Repeat the data verbatim.

### Material

-------

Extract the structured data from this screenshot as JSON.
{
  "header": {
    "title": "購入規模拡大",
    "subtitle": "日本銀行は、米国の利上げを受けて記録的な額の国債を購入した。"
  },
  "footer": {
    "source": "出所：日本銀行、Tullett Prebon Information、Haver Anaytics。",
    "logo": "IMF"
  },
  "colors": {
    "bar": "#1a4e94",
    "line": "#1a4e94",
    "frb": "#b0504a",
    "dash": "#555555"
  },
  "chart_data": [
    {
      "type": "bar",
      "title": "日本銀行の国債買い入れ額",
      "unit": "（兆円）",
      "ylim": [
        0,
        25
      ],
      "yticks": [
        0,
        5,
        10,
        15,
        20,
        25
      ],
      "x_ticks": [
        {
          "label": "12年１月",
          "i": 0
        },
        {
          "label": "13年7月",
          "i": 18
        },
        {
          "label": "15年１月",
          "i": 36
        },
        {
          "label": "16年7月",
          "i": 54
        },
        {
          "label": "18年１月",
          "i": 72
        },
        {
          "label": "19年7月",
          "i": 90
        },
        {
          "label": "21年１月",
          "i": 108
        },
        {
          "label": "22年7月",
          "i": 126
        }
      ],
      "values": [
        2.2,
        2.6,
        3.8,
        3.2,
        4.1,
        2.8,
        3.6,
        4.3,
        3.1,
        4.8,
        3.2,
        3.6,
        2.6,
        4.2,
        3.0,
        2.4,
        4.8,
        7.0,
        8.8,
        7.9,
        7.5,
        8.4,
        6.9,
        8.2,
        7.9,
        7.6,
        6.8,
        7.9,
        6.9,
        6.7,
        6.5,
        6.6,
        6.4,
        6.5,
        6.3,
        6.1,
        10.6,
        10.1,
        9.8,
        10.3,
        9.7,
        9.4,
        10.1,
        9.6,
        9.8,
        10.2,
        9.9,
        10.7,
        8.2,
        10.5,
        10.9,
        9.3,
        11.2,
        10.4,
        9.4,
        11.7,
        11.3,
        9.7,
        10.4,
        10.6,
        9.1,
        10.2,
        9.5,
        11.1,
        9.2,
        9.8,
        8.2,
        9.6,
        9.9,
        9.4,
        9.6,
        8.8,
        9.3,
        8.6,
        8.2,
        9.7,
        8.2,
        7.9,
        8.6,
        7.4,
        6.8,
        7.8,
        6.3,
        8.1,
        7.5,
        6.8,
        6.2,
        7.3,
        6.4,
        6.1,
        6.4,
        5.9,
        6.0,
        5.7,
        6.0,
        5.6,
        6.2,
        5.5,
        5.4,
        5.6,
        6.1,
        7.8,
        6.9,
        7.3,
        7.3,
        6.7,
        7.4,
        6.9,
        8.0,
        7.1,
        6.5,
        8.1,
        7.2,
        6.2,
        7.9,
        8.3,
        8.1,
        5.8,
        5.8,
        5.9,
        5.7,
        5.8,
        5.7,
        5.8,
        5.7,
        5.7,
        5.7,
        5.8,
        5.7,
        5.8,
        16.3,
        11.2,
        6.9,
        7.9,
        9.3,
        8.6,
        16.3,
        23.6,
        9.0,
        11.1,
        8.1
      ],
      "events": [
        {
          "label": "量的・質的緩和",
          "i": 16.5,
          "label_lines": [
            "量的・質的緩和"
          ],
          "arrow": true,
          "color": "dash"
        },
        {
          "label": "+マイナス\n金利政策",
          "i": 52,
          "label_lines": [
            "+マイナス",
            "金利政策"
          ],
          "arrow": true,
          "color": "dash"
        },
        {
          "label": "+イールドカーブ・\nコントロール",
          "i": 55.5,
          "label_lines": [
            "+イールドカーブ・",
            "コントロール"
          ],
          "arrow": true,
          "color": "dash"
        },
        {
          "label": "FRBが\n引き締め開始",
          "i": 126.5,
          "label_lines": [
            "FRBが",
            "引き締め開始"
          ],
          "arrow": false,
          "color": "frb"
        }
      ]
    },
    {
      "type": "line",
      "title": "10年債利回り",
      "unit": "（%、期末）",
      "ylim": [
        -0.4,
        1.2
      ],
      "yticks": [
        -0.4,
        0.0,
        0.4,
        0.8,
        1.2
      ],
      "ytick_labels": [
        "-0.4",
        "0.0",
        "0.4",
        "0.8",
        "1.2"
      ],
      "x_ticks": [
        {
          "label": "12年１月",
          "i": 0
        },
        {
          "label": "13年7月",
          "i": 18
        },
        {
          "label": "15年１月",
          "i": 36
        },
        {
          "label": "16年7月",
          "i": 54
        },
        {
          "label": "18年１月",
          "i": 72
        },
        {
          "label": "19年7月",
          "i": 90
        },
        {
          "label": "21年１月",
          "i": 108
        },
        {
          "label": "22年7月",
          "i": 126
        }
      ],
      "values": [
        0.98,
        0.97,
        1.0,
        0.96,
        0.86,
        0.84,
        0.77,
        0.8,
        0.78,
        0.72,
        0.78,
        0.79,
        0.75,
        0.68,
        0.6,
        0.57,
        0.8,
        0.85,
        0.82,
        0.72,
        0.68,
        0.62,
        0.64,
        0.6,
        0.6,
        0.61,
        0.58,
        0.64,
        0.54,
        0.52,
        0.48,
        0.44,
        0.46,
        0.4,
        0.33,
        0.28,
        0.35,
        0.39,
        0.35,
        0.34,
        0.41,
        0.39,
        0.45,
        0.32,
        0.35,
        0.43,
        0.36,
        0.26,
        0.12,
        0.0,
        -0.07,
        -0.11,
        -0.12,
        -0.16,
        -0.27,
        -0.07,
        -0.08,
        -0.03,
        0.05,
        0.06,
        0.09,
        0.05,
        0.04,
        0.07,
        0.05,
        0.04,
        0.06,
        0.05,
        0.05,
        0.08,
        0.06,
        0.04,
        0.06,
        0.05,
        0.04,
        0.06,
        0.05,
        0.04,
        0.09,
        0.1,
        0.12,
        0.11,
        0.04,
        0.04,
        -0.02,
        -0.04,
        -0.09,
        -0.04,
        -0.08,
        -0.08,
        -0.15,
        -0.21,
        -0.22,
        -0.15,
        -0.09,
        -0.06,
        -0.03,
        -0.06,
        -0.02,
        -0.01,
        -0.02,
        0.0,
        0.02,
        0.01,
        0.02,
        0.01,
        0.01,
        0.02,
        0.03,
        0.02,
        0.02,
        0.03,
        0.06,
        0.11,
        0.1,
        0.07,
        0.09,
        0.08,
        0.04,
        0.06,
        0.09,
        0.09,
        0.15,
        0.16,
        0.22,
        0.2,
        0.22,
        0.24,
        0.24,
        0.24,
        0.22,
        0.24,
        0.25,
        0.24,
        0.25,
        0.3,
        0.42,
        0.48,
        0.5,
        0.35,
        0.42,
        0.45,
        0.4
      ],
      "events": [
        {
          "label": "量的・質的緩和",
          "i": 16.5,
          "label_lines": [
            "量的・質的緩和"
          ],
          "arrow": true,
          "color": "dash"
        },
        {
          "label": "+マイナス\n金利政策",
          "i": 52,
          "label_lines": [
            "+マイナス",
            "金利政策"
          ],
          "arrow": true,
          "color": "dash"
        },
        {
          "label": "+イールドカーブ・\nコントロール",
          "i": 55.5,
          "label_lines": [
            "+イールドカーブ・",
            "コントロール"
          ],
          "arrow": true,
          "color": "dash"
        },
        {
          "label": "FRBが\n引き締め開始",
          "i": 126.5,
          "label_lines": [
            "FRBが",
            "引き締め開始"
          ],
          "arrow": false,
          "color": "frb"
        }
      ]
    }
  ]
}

-------

### Completed task
Extract the structured data from this screenshot as JSON.
{
  "header": {
    "title": "購入規模拡大",
    "subtitle": "日本銀行は、米国の利上げを受けて記録的な額の国債を購入した。"
  },
  "footer": {
    "source": "出所：日本銀行、Tullett Prebon Information、Haver Anaytics。",
    "logo": "IMF"
  },
  "colors": {
    "bar": "#1a4e94",
    "line": "#1a4e94",
    "frb": "#b0504a",
    "dash": "#555555"
  },
  "chart_data": [
    {
      "type": "bar",
      "title": "日本銀行の国債買い入れ額",
      "unit": "（兆円）",
      "ylim": [
        0,
        25
      ],
      "yticks": [
        0,
        5,
        10,
        15,
        20,
        25
      ],
      "x_ticks": [
        {
          "label": "12年１月",
          "i": 0
        },
        {
          "label": "13年7月",
          "i": 18
        },
        {
          "label": "15年１月",
          "i": 36
        },
        {
          "label": "16年7月",
          "i": 54
        },
        {
          "label": "18年１月",
          "i": 72
        },
        {
          "label": "19年7月",
          "i": 90
        },
        {
          "label": "21年１月",
          "i": 108
        },
        {
          "label": "22年7月",
          "i": 126
        }
      ],
      "values": [
        2.2,
        2.6,
        3.8,
        3.2,
        4.1,
        2.8,
        3.6,
        4.3,
        3.1,
        4.8,
        3.2,
        3.6,
        2.6,
        4.2,
        3.0,
        2.4,
        4.8,
        7.0,
        8.8,
        7.9,
        7.5,
        8.4,
        6.9,
        8.2,
        7.9,
        7.6,
        6.8,
        7.9,
        6.9,
        6.7,
        6.5,
        6.6,
        6.4,
        6.5,
        6.3,
        6.1,
        10.6,
        10.1,
        9.8,
        10.3,
        9.7,
        9.4,
        10.1,
        9.6,
        9.8,
        10.2,
        9.9,
        10.7,
        8.2,
        10.5,
        10.9,
        9.3,
        11.2,
        10.4,
        9.4,
        11.7,
        11.3,
        9.7,
        10.4,
        10.6,
        9.1,
        10.2,
        9.5,
        11.1,
        9.2,
        9.8,
        8.2,
        9.6,
        9.9,
        9.4,
        9.6,
        8.8,
        9.3,
        8.6,
        8.2,
        9.7,
        8.2,
        7.9,
        8.6,
        7.4,
        6.8,
        7.8,
        6.3,
        8.1,
        7.5,
        6.8,
        6.2,
        7.3,
        6.4,
        6.1,
        6.4,
        5.9,
        6.0,
        5.7,
        6.0,
        5.6,
        6.2,
        5.5,
        5.4,
        5.6,
        6.1,
        7.8,
        6.9,
        7.3,
        7.3,
        6.7,
        7.4,
        6.9,
        8.0,
        7.1,
        6.5,
        8.1,
        7.2,
        6.2,
        7.9,
        8.3,
        8.1,
        5.8,
        5.8,
        5.9,
        5.7,
        5.8,
        5.7,
        5.8,
        5.7,
        5.7,
        5.7,
        5.8,
        5.7,
        5.8,
        16.3,
        11.2,
        6.9,
        7.9,
        9.3,
        8.6,
        16.3,
        23.6,
        9.0,
        11.1,
        8.1
      ],
      "events": [
        {
          "label": "量的・質的緩和",
          "i": 16.5,
          "label_lines": [
            "量的・質的緩和"
          ],
          "arrow": true,
          "color": "dash"
        },
        {
          "label": "+マイナス\n金利政策",
          "i": 52,
          "label_lines": [
            "+マイナス",
            "金利政策"
          ],
          "arrow": true,
          "color": "dash"
        },
        {
          "label": "+イールドカーブ・\nコントロール",
          "i": 55.5,
          "label_lines": [
            "+イールドカーブ・",
            "コントロール"
          ],
          "arrow": true,
          "color": "dash"
        },
        {
          "label": "FRBが\n引き締め開始",
          "i": 126.5,
          "label_lines": [
            "FRBが",
            "引き締め開始"
          ],
          "arrow": false,
          "color": "frb"
        }
      ]
    },
    {
      "type": "line",
      "title": "10年債利回り",
      "unit": "（%、期末）",
      "ylim": [
        -0.4,
        1.2
      ],
      "yticks": [
        -0.4,
        0.0,
        0.4,
        0.8,
        1.2
      ],
      "ytick_labels": [
        "-0.4",
        "0.0",
        "0.4",
        "0.8",
        "1.2"
      ],
      "x_ticks": [
        {
          "label": "12年１月",
          "i": 0
        },
        {
          "label": "13年7月",
          "i": 18
        },
        {
          "label": "15年１月",
          "i": 36
        },
        {
          "label": "16年7月",
          "i": 54
        },
        {
          "label": "18年１月",
          "i": 72
        },
        {
          "label": "19年7月",
          "i": 90
        },
        {
          "label": "21年１月",
          "i": 108
        },
        {
          "label": "22年7月",
          "i": 126
        }
      ],
      "values": [
        0.98,
        0.97,
        1.0,
        0.96,
        0.86,
        0.84,
        0.77,
        0.8,
        0.78,
        0.72,
        0.78,
        0.79,
        0.75,
        0.68,
        0.6,
        0.57,
        0.8,
        0.85,
        0.82,
        0.72,
        0.68,
        0.62,
        0.64,
        0.6,
        0.6,
        0.61,
        0.58,
        0.64,
        0.54,
        0.52,
        0.48,
        0.44,
        0.46,
        0.4,
        0.33,
        0.28,
        0.35,
        0.39,
        0.35,
        0.34,
        0.41,
        0.39,
        0.45,
        0.32,
        0.35,
        0.43,
        0.36,
        0.26,
        0.12,
        0.0,
        -0.07,
        -0.11,
        -0.12,
        -0.16,
        -0.27,
        -0.07,
        -0.08,
        -0.03,
        0.05,
        0.06,
        0.09,
        0.05,
        0.04,
        0.07,
        0.05,
        0.04,
        0.06,
        0.05,
        0.05,
        0.08,
        0.06,
        0.04,
        0.06,
        0.05,
        0.04,
        0.06,
        0.05,
        0.04,
        0.09,
        0.1,
        0.12,
        0.11,
        0.04,
        0.04,
        -0.02,
        -0.04,
        -0.09,
        -0.04,
        -0.08,
        -0.08,
        -0.15,
        -0.21,
        -0.22,
        -0.15,
        -0.09,
        -0.06,
        -0.03,
        -0.06,
        -0.02,
        -0.01,
        -0.02,
        0.0,
        0.02,
        0.01,
        0.02,
        0.01,
        0.01,
        0.02,
        0.03,
        0.02,
        0.02,
        0.03,
        0.06,
        0.11,
        0.1,
        0.07,
        0.09,
        0.08,
        0.04,
        0.06,
        0.09,
        0.09,
        0.15,
        0.16,
        0.22,
        0.2,
        0.22,
        0.24,
        0.24,
        0.24,
        0.22,
        0.24,
        0.25,
        0.24,
        0.25,
        0.3,
        0.42,
        0.48,
        0.5,
        0.35,
        0.42,
        0.45,
        0.4
      ],
      "events": [
        {
          "label": "量的・質的緩和",
          "i": 16.5,
          "label_lines": [
            "量的・質的緩和"
          ],
          "arrow": true,
          "color": "dash"
        },
        {
          "label": "+マイナス\n金利政策",
          "i": 52,
          "label_lines": [
            "+マイナス",
            "金利政策"
          ],
          "arrow": true,
          "color": "dash"
        },
        {
          "label": "+イールドカーブ・\nコントロール",
          "i": 55.5,
          "label_lines": [
            "+イールドカーブ・",
            "コントロール"
          ],
          "arrow": true,
          "color": "dash"
        },
        {
          "label": "FRBが\n引き締め開始",
          "i": 126.5,
          "label_lines": [
            "FRBが",
            "引き締め開始"
          ],
          "arrow": false,
          "color": "frb"
        }
      ]
    }
  ]
}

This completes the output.